Collected data entries:
====

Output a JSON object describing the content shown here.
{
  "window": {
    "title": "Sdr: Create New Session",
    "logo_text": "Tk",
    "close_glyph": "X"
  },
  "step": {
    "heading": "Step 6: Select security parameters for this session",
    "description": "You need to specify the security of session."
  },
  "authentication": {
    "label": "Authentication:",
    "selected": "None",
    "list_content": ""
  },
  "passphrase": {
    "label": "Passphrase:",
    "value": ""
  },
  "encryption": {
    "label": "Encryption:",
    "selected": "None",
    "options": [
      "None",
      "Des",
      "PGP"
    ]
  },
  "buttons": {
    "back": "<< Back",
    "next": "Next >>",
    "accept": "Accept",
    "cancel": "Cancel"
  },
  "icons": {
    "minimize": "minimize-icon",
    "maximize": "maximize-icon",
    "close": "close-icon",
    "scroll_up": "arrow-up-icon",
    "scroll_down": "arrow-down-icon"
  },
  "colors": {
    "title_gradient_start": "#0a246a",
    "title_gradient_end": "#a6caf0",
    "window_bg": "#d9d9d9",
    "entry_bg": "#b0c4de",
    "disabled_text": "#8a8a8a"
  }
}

====

> **DESCRIPTION OF THE TASK**:
Copy all of the data exactly.

> **TASK SOLUTION**:
Output a JSON object describing the content shown here.
{
  "window": {
    "title": "Sdr: Create New Session",
    "logo_text": "Tk",
    "close_glyph": "X"
  },
  "step": {
    "heading": "Step 6: Select security parameters for this session",
    "description": "You need to specify the security of session."
  },
  "authentication": {
    "label": "Authentication:",
    "selected": "None",
    "list_content": ""
  },
  "passphrase": {
    "label": "Passphrase:",
    "value": ""
  },
  "encryption": {
    "label": "Encryption:",
    "selected": "None",
    "options": [
      "None",
      "Des",
      "PGP"
    ]
  },
  "buttons": {
    "back": "<< Back",
    "next": "Next >>",
    "accept": "Accept",
    "cancel": "Cancel"
  },
  "icons": {
    "minimize": "minimize-icon",
    "maximize": "maximize-icon",
    "close": "close-icon",
    "scroll_up": "arrow-up-icon",
    "scroll_down": "arrow-down-icon"
  },
  "colors": {
    "title_gradient_start": "#0a246a",
    "title_gradient_end": "#a6caf0",
    "window_bg": "#d9d9d9",
    "entry_bg": "#b0c4de",
    "disabled_text": "#8a8a8a"
  }
}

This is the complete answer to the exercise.